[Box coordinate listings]
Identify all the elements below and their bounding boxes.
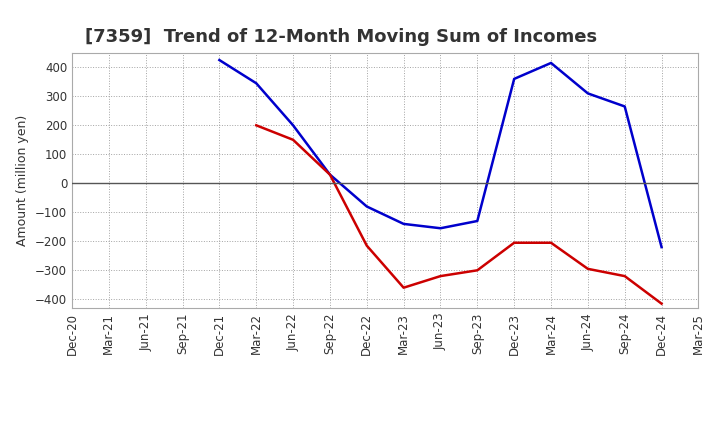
Net Income bbox=[362, 243, 371, 248]
Net Income bbox=[546, 240, 555, 246]
Line: Net Income: Net Income bbox=[256, 125, 662, 304]
Ordinary Income bbox=[325, 172, 334, 177]
Ordinary Income bbox=[400, 221, 408, 227]
Ordinary Income bbox=[252, 81, 261, 86]
Net Income bbox=[325, 172, 334, 177]
Ordinary Income bbox=[436, 226, 445, 231]
Net Income bbox=[400, 285, 408, 290]
Ordinary Income bbox=[510, 76, 518, 81]
Ordinary Income bbox=[583, 91, 592, 96]
Ordinary Income bbox=[473, 218, 482, 224]
Text: [7359]  Trend of 12-Month Moving Sum of Incomes: [7359] Trend of 12-Month Moving Sum of I… bbox=[84, 28, 597, 46]
Ordinary Income bbox=[215, 57, 224, 62]
Net Income bbox=[583, 266, 592, 271]
Line: Ordinary Income: Ordinary Income bbox=[220, 60, 662, 247]
Ordinary Income bbox=[657, 245, 666, 250]
Net Income bbox=[252, 123, 261, 128]
Ordinary Income bbox=[289, 123, 297, 128]
Ordinary Income bbox=[621, 104, 629, 109]
Net Income bbox=[510, 240, 518, 246]
Y-axis label: Amount (million yen): Amount (million yen) bbox=[17, 115, 30, 246]
Net Income bbox=[436, 273, 445, 279]
Net Income bbox=[621, 273, 629, 279]
Net Income bbox=[289, 137, 297, 143]
Net Income bbox=[473, 268, 482, 273]
Ordinary Income bbox=[546, 60, 555, 66]
Net Income bbox=[657, 301, 666, 306]
Ordinary Income bbox=[362, 204, 371, 209]
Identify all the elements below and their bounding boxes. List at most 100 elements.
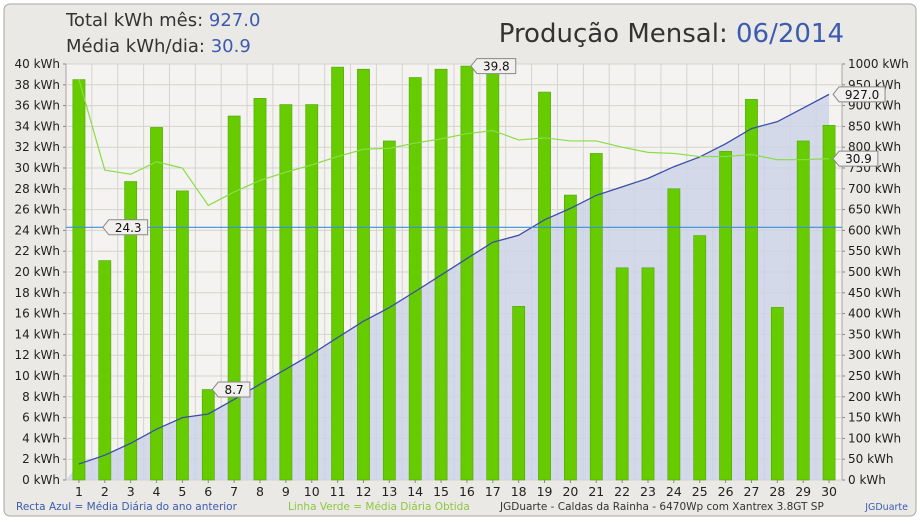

#### Requirement:
Copy out every line of the rows above word for word, leaving out the pictures.

#### Final result:
Identify all the elements below and their bounding boxes.
Net Income bbox=[362, 243, 371, 248]
Net Income bbox=[546, 240, 555, 246]
Line: Net Income: Net Income bbox=[256, 125, 662, 304]
Ordinary Income bbox=[325, 172, 334, 177]
Ordinary Income bbox=[400, 221, 408, 227]
Ordinary Income bbox=[252, 81, 261, 86]
Net Income bbox=[325, 172, 334, 177]
Ordinary Income bbox=[436, 226, 445, 231]
Net Income bbox=[400, 285, 408, 290]
Ordinary Income bbox=[510, 76, 518, 81]
Ordinary Income bbox=[583, 91, 592, 96]
Ordinary Income bbox=[473, 218, 482, 224]
Text: [7359]  Trend of 12-Month Moving Sum of Incomes: [7359] Trend of 12-Month Moving Sum of I… bbox=[84, 28, 597, 46]
Ordinary Income bbox=[215, 57, 224, 62]
Net Income bbox=[583, 266, 592, 271]
Line: Ordinary Income: Ordinary Income bbox=[220, 60, 662, 247]
Ordinary Income bbox=[657, 245, 666, 250]
Net Income bbox=[252, 123, 261, 128]
Ordinary Income bbox=[289, 123, 297, 128]
Ordinary Income bbox=[621, 104, 629, 109]
Net Income bbox=[510, 240, 518, 246]
Y-axis label: Amount (million yen): Amount (million yen) bbox=[17, 115, 30, 246]
Net Income bbox=[436, 273, 445, 279]
Net Income bbox=[621, 273, 629, 279]
Net Income bbox=[289, 137, 297, 143]
Net Income bbox=[473, 268, 482, 273]
Ordinary Income bbox=[546, 60, 555, 66]
Net Income bbox=[657, 301, 666, 306]
Ordinary Income bbox=[362, 204, 371, 209]
Identify all the elements below and their bounding boxes. List at most 100 elements.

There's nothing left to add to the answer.